Given request A → Write out, word for word, the section of the fishing trip account that opens with the words containing "Redington Crosswater waders." and closes with "cold and wet.".

[begin Supplied passage]

He got three fish to hand on day two for a total of ten.  Nine brown trout, and one rainbow.  All nymphing with tandem rigs under an indicator.  He was allowed to flip and roll.  He did well in initiating roll casts from either side of his body depending on how he stood relative to the current.  I think his biggest fish may have been 13 inches; it was for sure a strong 12.  His first serious trout fishing affair; will be remembered well.


Friday, April 22, 2016

Spring Break 2016 Chapter II


We'd have caught a bunch of fish if we'd stayed north of 90.  That's what the kid figured after we got beat down pretty good over the first weekend of spring break.  He'd only hooked and lost one fish; I landed a couple here and there.  Fishing overall was poor.  So we looking for some redemption; some lonely hours on uncrowded water, good conditions.  One day mid-week then we went for an afternoon quick hitter close to home.  100% my favorite line of the day was as we were pulling up, noting another angler parked; older boy said urgently oh, do you think he's going upstream.  This the confirmation that the anticipation is alive in him; this all matters.  Plus he very clearly has upstream and downstream in his head.  What's next river right and left.  Riffle pool run configuration. One can hope.  I did my best to be a good example in terms of manners and parked the car and jogged (away from the stream) up to the angler and talked with him.  Told him that we'd go to the next access upstream if that'd work for him.  Sure he says I only have a short time.  Good news boys.

Older guy is eager to fish every hole; not always ready to take turns with little brother.  On this day we dipped downstream of normal starting point to add one more piece of water.  Ten minutes in and it produced first fish of the day.  I got pretty excited; fish wasn't that big; I estimate 12-13 inches.  But what I value in that video: (1) good intensity, (2) bird dogging the indicator, (3) finding a reason to set the hook on each drift (rule from JM), (4) the discernment of the very subtle indication.  Nice work all around.


Redington Crosswater waders.  Gear tip.  $100 brand new; found this pair for $79 brand new.  Kid II was in heaven being able to wade in April and not get cold and wet.

[end Supplied passage]
[begin Extracted material]

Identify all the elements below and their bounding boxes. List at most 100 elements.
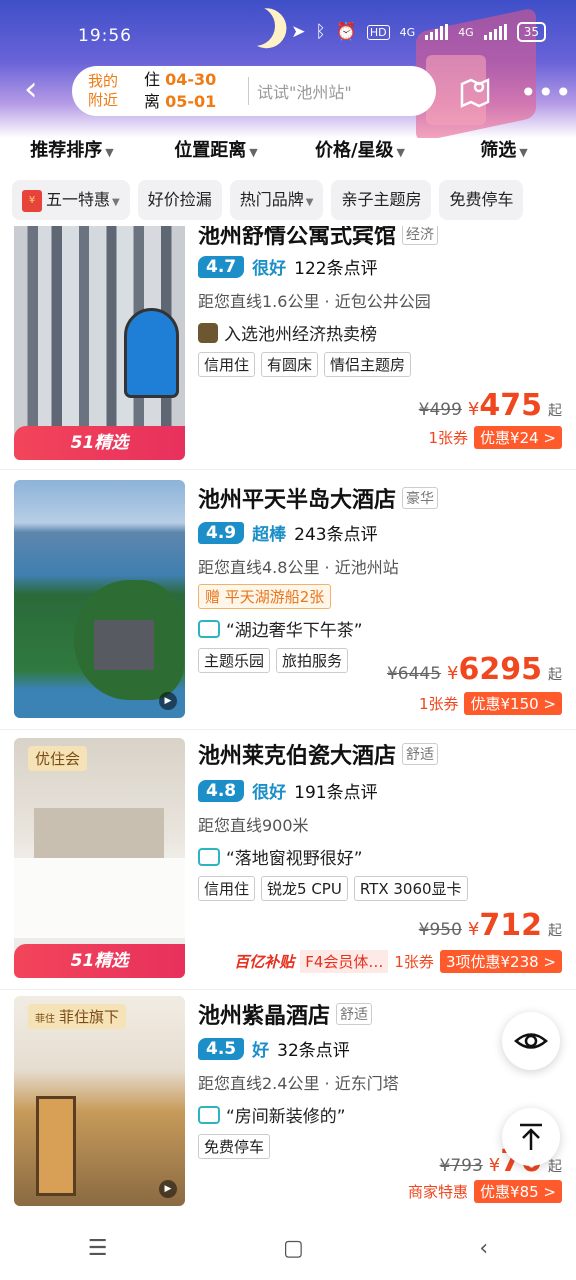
chip: 有圆床 xyxy=(261,352,319,377)
status-icons: ➤ ᛒ ⏰ HD 4G 4G 35 xyxy=(291,22,546,42)
caret-down-icon: ▼ xyxy=(105,146,114,159)
back-icon[interactable]: ‹ xyxy=(479,1236,488,1261)
caret-down-icon: ▼ xyxy=(305,197,314,208)
system-nav-bar: ☰ ▢ ‹ xyxy=(0,1216,576,1280)
hotel-card[interactable]: 菲住 菲住旗下 ▶ 池州紫晶酒店 舒适 4.5 好 32条点评 距您直线2.4公里 … xyxy=(0,996,576,1216)
hotel-name[interactable]: 池州紫晶酒店 舒适 xyxy=(198,998,373,1030)
hotel-name[interactable]: 池州平天半岛大酒店 豪华 xyxy=(198,482,439,514)
hotel-name[interactable]: 池州莱克伯瓷大酒店 舒适 xyxy=(198,738,439,770)
battery-icon: 35 xyxy=(516,22,546,42)
feature-chips: 信用住 有圆床 情侣主题房 xyxy=(198,352,412,377)
search-box[interactable]: 我的 附近 住 04-30 离 05-01 试试"池州站" xyxy=(72,66,436,116)
promo-row[interactable]: 1张券 优惠¥150 > xyxy=(419,692,562,715)
hotel-card[interactable]: 51精选 池州舒情公寓式宾馆 经济 4.7 很好 122条点评 距您直线1.6公里… xyxy=(0,226,576,470)
red-envelope-icon: ¥ xyxy=(22,189,42,212)
review-count: 243条点评 xyxy=(294,525,378,545)
subsidy-badge: 百亿补贴 xyxy=(234,953,295,971)
checkout-label: 离 xyxy=(144,92,161,111)
play-icon[interactable]: ▶ xyxy=(159,692,177,710)
sort-recommended[interactable]: 推荐排序 ▼ xyxy=(0,138,144,178)
play-icon[interactable]: ▶ xyxy=(159,1180,177,1198)
back-arrow-icon[interactable]: ‹ xyxy=(24,72,38,106)
promo-row[interactable]: 百亿补贴 F4会员体… 1张券 3项优惠¥238 > xyxy=(234,950,562,973)
rating-row: 4.8 很好 191条点评 xyxy=(198,778,378,803)
hotel-photo[interactable]: ▶ xyxy=(14,480,185,718)
chip: 锐龙5 CPU xyxy=(261,876,348,901)
rating-text: 很好 xyxy=(252,783,287,803)
comment-icon xyxy=(198,1105,220,1124)
chip: 信用住 xyxy=(198,876,256,901)
home-icon[interactable]: ▢ xyxy=(283,1236,304,1261)
landmark: 近东门塔 xyxy=(334,1074,399,1093)
discount-badge: 3项优惠¥238 > xyxy=(439,950,562,973)
review-quote[interactable]: “落地窗视野很好” xyxy=(198,844,363,869)
more-icon[interactable]: ••• xyxy=(520,76,573,109)
sort-distance[interactable]: 位置距离 ▼ xyxy=(144,138,288,178)
hotel-photo[interactable]: 51精选 xyxy=(14,226,185,460)
chip: 主题乐园 xyxy=(198,648,271,673)
eye-icon xyxy=(514,1033,548,1049)
original-price: ¥950 xyxy=(418,920,462,940)
network-label: 4G xyxy=(458,25,474,39)
coupon-count: 1张券 xyxy=(418,695,459,713)
quick-tags: ¥ 五一特惠 ▼ 好价捡漏 热门品牌 ▼ 亲子主题房 免费停车 xyxy=(0,180,576,224)
discount-badge: 优惠¥150 > xyxy=(464,692,562,715)
chip: 旅拍服务 xyxy=(276,648,349,673)
promo-row[interactable]: 商家特惠 优惠¥85 > xyxy=(408,1180,562,1203)
date-selector[interactable]: 住 04-30 离 05-01 xyxy=(144,69,240,113)
tag-bargain[interactable]: 好价捡漏 xyxy=(137,180,222,220)
review-quote[interactable]: “湖边奢华下午茶” xyxy=(198,616,363,641)
review-quote[interactable]: “房间新装修的” xyxy=(198,1102,346,1127)
hotel-level: 舒适 xyxy=(336,1003,373,1025)
hotel-level: 舒适 xyxy=(402,743,439,765)
tag-may-day-deal[interactable]: ¥ 五一特惠 ▼ xyxy=(12,180,130,220)
price: ¥950 ¥712 起 xyxy=(418,908,562,943)
sort-filter[interactable]: 筛选 ▼ xyxy=(432,138,576,178)
hotel-level: 豪华 xyxy=(402,487,439,509)
status-time: 19:56 xyxy=(78,26,132,46)
hotel-card[interactable]: ▶ 池州平天半岛大酒店 豪华 4.9 超棒 243条点评 距您直线4.8公里 · … xyxy=(0,480,576,730)
search-placeholder[interactable]: 试试"池州站" xyxy=(257,79,352,103)
feature-chips: 主题乐园 旅拍服务 xyxy=(198,648,349,673)
discount-badge: 优惠¥24 > xyxy=(474,426,562,449)
location-label: 附近 xyxy=(88,91,119,109)
coupon-count: 1张券 xyxy=(428,429,469,447)
original-price: ¥793 xyxy=(439,1156,483,1176)
hd-icon: HD xyxy=(366,24,390,40)
caret-down-icon: ▼ xyxy=(519,146,528,159)
checkout-date: 05-01 xyxy=(165,92,217,111)
landmark: 近池州站 xyxy=(334,558,399,577)
rating-row: 4.7 很好 122条点评 xyxy=(198,254,378,279)
hotel-list: 51精选 池州舒情公寓式宾馆 经济 4.7 很好 122条点评 距您直线1.6公里… xyxy=(0,226,576,1216)
checkin-label: 住 xyxy=(144,70,161,89)
feizhu-label: 菲住 菲住旗下 xyxy=(28,1004,127,1029)
tag-free-parking[interactable]: 免费停车 xyxy=(439,180,524,220)
sort-price-star[interactable]: 价格/星级 ▼ xyxy=(288,138,432,178)
gift-row: 赠 平天湖游船2张 xyxy=(198,584,332,609)
header: 19:56 ➤ ᛒ ⏰ HD 4G 4G 35 ‹ 我的 附近 住 04-30 … xyxy=(0,0,576,138)
eye-button[interactable] xyxy=(502,1012,560,1070)
current-price: 475 xyxy=(479,388,542,423)
promo-row[interactable]: 1张券 优惠¥24 > xyxy=(428,426,562,449)
hotel-photo[interactable]: 菲住 菲住旗下 ▶ xyxy=(14,996,185,1206)
rating-score: 4.8 xyxy=(198,779,245,802)
coupon-count: 1张券 xyxy=(394,953,434,971)
scroll-top-button[interactable] xyxy=(502,1108,560,1166)
rating-score: 4.7 xyxy=(198,255,245,278)
may-day-badge: 51精选 xyxy=(14,426,185,460)
tag-hot-brand[interactable]: 热门品牌 ▼ xyxy=(229,180,324,220)
caret-down-icon: ▼ xyxy=(249,146,258,159)
landmark: 近包公井公园 xyxy=(334,292,431,311)
menu-icon[interactable]: ☰ xyxy=(88,1236,108,1261)
chip: RTX 3060显卡 xyxy=(353,876,468,901)
map-icon[interactable] xyxy=(458,74,492,108)
price: ¥6445 ¥6295 起 xyxy=(386,652,562,687)
hotel-card[interactable]: 优住会 51精选 池州莱克伯瓷大酒店 舒适 4.8 很好 191条点评 距您直线9… xyxy=(0,738,576,990)
location-selector[interactable]: 我的 附近 xyxy=(88,72,144,110)
tag-family-room[interactable]: 亲子主题房 xyxy=(331,180,432,220)
location-label: 我的 xyxy=(88,72,119,90)
distance: 距您直线1.6公里 · 近包公井公园 xyxy=(198,292,431,311)
hotel-name[interactable]: 池州舒情公寓式宾馆 经济 xyxy=(198,226,439,250)
hotel-photo[interactable]: 优住会 51精选 xyxy=(14,738,185,978)
ranking-feature[interactable]: 入选池州经济热卖榜 xyxy=(198,320,377,345)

[end Extracted material]

Given request B → From the stored records, give again without any change the lines from the one containing "chip: 有圆床 xyxy=(261,352,319,377)" through the one containing "hotel-name[interactable]: 池州紫晶酒店 舒适", including both of those lines.

Problem solution A →
Redington Crosswater waders.  Gear tip.  $100 brand new; found this pair for $79 brand new.  Kid II was in heaven being able to wade in April and not get cold and wet.

Problem solution B →
chip: 有圆床 xyxy=(261,352,319,377)
status-icons: ➤ ᛒ ⏰ HD 4G 4G 35 xyxy=(291,22,546,42)
caret-down-icon: ▼ xyxy=(105,146,114,159)
back-icon[interactable]: ‹ xyxy=(479,1236,488,1261)
caret-down-icon: ▼ xyxy=(305,197,314,208)
system-nav-bar: ☰ ▢ ‹ xyxy=(0,1216,576,1280)
hotel-card[interactable]: 菲住 菲住旗下 ▶ 池州紫晶酒店 舒适 4.5 好 32条点评 距您直线2.4公里 … xyxy=(0,996,576,1216)
hotel-name[interactable]: 池州紫晶酒店 舒适 xyxy=(198,998,373,1030)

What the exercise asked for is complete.